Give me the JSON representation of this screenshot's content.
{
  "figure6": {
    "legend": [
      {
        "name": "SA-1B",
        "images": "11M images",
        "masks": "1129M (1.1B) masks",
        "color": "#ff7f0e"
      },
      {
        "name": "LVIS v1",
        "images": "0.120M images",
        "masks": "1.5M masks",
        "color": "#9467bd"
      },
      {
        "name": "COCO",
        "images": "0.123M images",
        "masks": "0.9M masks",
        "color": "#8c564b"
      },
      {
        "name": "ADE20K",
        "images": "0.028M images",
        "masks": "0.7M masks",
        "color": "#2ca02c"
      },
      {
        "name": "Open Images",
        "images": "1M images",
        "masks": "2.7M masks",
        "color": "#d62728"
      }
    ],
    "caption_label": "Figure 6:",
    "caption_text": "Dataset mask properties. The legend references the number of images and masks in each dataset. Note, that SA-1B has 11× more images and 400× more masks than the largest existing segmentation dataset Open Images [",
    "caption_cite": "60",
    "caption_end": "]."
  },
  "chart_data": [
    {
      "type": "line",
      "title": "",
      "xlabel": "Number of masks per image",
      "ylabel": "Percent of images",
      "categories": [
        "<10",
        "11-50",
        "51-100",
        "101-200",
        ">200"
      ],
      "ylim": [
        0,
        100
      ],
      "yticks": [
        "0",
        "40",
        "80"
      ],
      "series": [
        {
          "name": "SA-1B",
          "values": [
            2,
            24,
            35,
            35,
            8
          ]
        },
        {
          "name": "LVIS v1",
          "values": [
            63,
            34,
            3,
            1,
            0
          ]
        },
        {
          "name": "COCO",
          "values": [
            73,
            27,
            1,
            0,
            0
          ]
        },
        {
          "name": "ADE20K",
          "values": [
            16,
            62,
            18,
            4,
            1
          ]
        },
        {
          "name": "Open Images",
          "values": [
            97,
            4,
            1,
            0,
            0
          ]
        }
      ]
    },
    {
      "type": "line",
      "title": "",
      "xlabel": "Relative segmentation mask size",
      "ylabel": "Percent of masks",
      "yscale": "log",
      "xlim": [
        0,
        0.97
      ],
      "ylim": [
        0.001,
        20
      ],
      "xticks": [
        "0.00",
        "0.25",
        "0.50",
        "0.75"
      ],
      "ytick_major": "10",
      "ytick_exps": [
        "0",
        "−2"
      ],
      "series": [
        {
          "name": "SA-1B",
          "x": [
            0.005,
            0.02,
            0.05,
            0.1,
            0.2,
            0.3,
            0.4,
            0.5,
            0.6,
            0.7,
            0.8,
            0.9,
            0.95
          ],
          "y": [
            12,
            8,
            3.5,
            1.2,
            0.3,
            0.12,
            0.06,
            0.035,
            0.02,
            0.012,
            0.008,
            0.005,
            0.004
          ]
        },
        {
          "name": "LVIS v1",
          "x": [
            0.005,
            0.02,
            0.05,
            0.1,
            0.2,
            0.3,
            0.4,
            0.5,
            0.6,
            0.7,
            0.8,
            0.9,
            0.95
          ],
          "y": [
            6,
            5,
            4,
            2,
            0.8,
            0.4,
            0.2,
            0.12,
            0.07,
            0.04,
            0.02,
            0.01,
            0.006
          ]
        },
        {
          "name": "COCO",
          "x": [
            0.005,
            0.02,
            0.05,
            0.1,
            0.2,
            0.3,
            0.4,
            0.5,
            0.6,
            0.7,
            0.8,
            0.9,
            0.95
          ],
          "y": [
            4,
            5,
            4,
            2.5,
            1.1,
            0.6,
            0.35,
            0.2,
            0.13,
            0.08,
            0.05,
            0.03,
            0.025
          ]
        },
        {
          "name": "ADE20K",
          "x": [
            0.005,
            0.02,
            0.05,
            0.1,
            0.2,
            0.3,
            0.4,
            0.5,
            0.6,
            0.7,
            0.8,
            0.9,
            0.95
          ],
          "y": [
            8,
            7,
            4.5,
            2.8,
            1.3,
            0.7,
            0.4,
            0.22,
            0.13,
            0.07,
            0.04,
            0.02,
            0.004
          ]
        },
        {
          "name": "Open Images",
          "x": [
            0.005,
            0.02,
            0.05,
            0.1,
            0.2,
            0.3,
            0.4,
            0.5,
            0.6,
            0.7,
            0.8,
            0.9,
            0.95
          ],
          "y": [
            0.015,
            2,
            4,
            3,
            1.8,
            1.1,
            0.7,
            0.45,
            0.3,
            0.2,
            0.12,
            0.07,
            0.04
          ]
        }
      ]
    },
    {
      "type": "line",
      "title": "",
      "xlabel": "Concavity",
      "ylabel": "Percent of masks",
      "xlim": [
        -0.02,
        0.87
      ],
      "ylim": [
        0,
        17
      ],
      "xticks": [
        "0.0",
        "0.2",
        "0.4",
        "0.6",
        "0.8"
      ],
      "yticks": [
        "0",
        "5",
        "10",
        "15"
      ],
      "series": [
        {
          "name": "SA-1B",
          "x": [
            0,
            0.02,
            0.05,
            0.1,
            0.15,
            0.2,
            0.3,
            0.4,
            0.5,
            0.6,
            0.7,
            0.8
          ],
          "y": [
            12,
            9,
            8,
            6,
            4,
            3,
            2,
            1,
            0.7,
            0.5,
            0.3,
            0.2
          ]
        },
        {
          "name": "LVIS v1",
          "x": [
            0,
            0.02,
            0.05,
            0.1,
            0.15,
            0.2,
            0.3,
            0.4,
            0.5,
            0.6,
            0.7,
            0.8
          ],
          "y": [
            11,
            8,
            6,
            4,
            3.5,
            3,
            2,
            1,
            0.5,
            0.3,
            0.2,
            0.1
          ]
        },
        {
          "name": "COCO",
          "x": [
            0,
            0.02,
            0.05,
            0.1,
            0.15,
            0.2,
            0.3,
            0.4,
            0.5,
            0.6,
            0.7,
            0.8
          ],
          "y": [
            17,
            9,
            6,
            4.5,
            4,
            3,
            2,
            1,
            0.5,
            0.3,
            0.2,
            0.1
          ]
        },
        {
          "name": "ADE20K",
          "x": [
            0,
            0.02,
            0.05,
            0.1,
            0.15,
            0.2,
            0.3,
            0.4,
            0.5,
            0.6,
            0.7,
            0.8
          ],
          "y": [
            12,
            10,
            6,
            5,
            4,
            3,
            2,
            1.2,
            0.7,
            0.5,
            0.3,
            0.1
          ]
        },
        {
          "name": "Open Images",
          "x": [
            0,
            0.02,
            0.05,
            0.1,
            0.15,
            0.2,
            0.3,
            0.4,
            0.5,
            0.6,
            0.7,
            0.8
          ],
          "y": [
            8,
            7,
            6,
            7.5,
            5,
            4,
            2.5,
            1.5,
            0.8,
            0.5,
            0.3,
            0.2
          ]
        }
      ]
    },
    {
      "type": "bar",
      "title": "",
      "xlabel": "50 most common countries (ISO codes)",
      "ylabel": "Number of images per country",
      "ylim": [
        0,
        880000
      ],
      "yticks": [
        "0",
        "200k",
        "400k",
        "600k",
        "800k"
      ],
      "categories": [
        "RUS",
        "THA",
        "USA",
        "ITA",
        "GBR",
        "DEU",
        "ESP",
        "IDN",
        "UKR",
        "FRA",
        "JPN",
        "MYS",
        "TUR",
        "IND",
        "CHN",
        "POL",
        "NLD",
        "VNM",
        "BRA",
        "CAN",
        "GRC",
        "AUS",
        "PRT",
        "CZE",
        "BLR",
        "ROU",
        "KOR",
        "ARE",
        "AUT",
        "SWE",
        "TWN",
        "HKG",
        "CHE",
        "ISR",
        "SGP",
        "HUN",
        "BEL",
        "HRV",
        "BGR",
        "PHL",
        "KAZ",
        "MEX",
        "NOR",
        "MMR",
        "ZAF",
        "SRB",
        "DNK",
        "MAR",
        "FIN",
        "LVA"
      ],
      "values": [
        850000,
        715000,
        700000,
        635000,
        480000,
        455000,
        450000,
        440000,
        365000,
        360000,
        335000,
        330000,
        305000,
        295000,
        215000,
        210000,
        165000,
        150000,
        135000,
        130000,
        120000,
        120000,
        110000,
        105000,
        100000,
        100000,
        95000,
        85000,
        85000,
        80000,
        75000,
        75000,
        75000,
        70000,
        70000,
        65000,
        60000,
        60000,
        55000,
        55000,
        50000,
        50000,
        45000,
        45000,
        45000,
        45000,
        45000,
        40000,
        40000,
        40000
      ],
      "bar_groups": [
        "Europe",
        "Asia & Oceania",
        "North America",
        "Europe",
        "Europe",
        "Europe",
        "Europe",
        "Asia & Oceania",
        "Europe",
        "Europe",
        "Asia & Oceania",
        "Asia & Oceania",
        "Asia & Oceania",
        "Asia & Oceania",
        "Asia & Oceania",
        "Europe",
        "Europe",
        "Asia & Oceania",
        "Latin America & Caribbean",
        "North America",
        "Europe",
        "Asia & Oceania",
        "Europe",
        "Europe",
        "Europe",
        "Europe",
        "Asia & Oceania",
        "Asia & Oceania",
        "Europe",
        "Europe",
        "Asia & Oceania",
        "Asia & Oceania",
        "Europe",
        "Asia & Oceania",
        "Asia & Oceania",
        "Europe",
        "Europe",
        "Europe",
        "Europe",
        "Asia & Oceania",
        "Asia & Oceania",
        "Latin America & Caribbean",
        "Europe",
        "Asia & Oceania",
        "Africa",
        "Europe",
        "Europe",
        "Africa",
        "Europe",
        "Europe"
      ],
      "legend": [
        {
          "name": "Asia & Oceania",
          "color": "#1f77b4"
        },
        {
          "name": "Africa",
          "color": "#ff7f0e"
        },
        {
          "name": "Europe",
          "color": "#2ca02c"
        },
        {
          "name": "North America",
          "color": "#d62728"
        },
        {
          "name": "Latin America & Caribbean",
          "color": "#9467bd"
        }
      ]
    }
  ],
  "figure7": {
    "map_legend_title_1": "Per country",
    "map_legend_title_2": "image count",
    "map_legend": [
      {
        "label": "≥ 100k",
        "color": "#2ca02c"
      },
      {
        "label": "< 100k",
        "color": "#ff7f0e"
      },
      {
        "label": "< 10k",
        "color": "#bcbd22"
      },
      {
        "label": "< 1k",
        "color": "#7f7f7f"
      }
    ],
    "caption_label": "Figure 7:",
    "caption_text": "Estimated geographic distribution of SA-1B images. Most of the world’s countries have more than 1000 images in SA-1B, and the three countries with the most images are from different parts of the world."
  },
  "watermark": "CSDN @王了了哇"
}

## PROBLEM TO SOLVE
In the material above, find each line that contains the word "ylabel", and select it.

## TASK RESULT
      "ylabel": "Percent of images",
      "ylabel": "Percent of masks",
      "ylabel": "Percent of masks",
      "ylabel": "Number of images per country",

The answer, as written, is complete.